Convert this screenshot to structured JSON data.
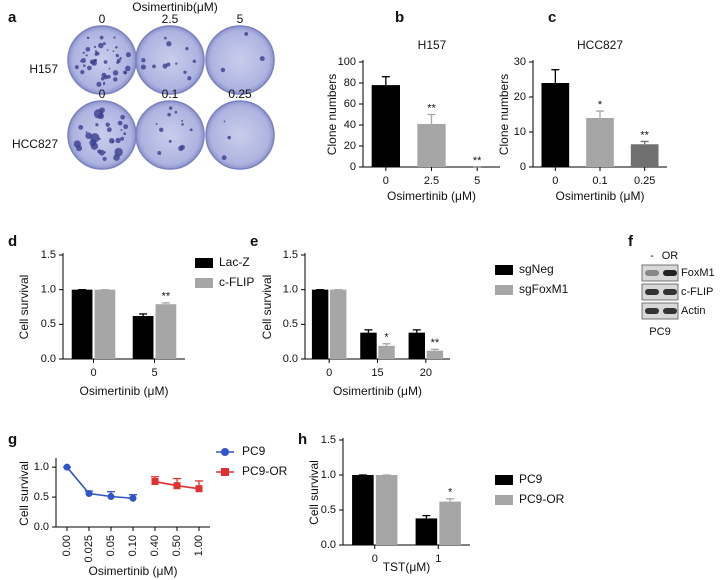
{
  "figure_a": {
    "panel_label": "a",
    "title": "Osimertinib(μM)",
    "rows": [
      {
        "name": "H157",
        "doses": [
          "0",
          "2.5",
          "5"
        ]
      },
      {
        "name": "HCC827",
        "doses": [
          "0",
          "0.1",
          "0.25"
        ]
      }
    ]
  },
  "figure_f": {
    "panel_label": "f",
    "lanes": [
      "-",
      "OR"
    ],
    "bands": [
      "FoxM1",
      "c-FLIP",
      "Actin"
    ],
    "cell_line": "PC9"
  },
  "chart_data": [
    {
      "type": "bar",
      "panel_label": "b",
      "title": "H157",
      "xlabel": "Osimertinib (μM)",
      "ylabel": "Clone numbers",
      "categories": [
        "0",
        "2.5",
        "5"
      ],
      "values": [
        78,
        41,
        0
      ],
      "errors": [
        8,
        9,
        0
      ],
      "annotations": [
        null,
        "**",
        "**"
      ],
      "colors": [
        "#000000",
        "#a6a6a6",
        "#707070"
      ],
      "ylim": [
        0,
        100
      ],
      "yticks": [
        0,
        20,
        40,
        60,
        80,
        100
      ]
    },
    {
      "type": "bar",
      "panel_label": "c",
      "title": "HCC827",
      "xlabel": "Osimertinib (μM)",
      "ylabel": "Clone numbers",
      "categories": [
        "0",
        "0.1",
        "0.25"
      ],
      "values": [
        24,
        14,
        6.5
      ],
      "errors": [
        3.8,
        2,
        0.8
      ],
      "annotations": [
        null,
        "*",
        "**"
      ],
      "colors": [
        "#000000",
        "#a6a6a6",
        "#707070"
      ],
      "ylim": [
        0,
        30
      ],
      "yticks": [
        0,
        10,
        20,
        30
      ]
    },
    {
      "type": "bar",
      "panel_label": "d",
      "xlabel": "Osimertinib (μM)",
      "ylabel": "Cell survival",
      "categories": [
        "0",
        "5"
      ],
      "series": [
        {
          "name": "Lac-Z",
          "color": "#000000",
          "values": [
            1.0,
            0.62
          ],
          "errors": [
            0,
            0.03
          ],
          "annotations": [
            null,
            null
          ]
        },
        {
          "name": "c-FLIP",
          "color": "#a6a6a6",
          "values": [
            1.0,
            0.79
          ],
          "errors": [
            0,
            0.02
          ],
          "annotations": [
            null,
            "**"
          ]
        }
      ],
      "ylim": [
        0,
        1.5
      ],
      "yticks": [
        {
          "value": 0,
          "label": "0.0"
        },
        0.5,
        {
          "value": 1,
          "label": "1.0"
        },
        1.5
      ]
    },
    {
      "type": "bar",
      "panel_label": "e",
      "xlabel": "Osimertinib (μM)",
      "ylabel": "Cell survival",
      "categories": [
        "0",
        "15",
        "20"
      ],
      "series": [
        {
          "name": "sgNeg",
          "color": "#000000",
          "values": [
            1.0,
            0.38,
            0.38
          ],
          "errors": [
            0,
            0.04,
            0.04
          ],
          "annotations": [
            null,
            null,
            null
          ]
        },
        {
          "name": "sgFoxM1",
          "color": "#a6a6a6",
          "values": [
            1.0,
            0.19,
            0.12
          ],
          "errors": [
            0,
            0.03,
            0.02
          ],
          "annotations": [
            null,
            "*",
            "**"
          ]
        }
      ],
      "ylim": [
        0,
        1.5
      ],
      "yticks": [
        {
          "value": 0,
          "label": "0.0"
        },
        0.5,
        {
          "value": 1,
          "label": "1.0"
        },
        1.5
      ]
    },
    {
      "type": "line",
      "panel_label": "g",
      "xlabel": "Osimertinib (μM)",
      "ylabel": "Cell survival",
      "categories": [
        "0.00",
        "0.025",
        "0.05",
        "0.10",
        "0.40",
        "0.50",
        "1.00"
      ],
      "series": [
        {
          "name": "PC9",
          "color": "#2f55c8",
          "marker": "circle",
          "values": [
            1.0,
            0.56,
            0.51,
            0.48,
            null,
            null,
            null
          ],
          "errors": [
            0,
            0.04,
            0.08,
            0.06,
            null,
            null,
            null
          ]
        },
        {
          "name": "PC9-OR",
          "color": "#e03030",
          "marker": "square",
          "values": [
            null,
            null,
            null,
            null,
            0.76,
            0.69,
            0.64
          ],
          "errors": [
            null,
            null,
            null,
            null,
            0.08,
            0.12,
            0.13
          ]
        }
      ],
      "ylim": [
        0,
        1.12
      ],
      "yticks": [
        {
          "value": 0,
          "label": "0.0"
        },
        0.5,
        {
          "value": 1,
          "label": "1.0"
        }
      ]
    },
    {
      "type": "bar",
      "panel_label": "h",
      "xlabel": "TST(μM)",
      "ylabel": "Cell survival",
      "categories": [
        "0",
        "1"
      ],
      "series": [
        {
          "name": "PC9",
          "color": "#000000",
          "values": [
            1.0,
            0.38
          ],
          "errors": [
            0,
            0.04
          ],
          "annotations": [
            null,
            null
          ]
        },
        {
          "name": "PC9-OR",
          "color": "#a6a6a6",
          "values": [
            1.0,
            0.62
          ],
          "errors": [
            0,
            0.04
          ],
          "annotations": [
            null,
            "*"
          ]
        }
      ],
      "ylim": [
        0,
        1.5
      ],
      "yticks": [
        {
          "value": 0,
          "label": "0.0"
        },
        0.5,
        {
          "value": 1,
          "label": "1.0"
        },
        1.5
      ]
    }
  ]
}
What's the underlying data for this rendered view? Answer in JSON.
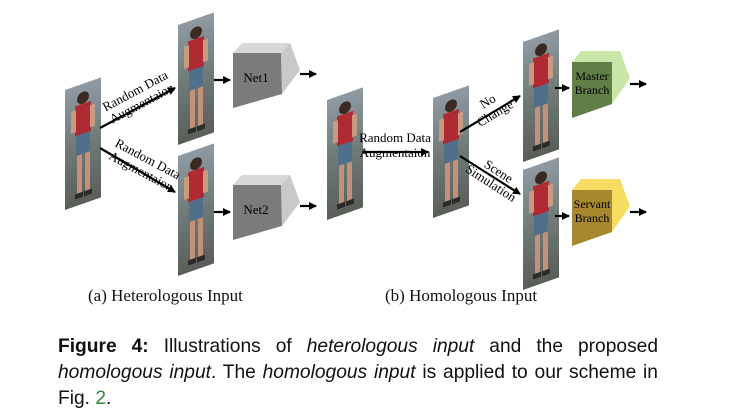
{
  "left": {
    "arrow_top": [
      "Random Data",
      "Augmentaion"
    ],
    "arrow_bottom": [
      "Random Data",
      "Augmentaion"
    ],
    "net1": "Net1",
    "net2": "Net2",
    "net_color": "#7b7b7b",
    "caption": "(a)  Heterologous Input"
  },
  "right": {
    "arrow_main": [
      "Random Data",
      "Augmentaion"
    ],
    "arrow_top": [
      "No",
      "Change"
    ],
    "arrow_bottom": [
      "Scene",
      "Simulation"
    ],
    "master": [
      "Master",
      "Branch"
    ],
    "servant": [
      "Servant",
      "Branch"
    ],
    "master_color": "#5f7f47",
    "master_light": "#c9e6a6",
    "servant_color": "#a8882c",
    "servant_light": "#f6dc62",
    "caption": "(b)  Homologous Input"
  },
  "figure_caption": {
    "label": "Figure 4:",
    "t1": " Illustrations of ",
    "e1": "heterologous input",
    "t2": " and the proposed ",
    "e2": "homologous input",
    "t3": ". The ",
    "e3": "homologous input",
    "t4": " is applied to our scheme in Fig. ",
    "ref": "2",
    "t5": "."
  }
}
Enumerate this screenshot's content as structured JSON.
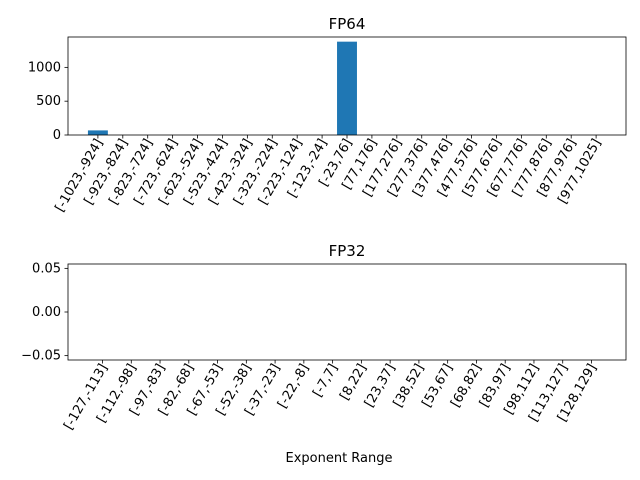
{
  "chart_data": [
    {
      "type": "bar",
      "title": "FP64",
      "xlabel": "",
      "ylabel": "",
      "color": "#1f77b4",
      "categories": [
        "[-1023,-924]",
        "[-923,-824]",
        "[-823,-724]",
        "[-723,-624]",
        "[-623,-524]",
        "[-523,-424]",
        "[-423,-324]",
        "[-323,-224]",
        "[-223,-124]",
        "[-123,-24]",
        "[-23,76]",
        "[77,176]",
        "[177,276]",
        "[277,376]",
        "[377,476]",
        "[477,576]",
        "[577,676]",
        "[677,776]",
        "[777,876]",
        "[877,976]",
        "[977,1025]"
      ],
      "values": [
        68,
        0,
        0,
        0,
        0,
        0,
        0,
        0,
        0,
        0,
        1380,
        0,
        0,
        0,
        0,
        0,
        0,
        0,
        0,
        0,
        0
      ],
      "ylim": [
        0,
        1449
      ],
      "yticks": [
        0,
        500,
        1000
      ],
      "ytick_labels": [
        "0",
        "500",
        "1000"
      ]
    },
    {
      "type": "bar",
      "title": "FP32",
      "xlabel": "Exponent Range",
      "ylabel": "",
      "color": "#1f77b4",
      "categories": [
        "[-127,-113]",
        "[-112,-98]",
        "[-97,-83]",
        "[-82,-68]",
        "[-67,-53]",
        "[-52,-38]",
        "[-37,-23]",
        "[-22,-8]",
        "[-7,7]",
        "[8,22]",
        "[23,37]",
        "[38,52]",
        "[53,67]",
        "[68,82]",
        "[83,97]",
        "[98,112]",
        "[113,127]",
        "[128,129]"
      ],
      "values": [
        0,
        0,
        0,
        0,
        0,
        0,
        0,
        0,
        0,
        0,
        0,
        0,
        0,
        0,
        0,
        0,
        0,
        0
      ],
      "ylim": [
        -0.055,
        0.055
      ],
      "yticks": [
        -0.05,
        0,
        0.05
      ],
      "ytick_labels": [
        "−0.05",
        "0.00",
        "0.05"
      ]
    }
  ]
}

※

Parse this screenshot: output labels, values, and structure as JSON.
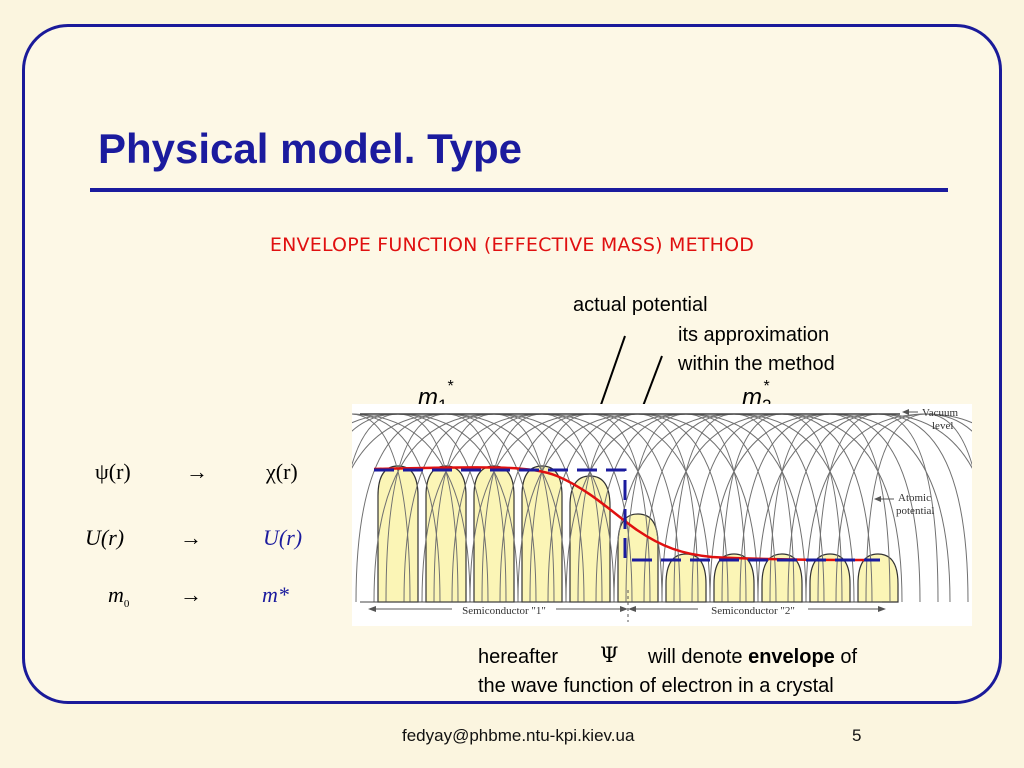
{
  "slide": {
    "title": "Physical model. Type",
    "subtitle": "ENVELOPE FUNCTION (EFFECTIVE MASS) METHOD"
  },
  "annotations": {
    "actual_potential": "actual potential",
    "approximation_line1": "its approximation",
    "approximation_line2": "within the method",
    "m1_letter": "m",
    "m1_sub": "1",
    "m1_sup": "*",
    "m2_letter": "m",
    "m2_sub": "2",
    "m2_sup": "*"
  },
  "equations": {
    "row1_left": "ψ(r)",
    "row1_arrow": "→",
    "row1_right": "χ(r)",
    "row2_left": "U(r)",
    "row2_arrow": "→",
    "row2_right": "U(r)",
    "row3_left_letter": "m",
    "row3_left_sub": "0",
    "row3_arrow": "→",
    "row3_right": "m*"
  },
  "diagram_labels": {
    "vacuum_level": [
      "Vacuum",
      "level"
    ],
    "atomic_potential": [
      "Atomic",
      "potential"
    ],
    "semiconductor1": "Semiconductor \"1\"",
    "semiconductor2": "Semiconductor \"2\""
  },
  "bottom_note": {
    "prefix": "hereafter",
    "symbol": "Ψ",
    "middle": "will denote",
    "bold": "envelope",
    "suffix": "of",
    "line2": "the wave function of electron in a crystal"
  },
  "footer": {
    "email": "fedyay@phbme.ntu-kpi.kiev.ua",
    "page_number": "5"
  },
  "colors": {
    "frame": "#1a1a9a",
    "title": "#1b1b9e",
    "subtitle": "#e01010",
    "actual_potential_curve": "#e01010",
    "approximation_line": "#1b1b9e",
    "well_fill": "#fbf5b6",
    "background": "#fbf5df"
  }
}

※

§ Given exercise:
The answer is the number of lines in the preceding material that hold "structured"; write that number and nothing else.

§ Reply:
2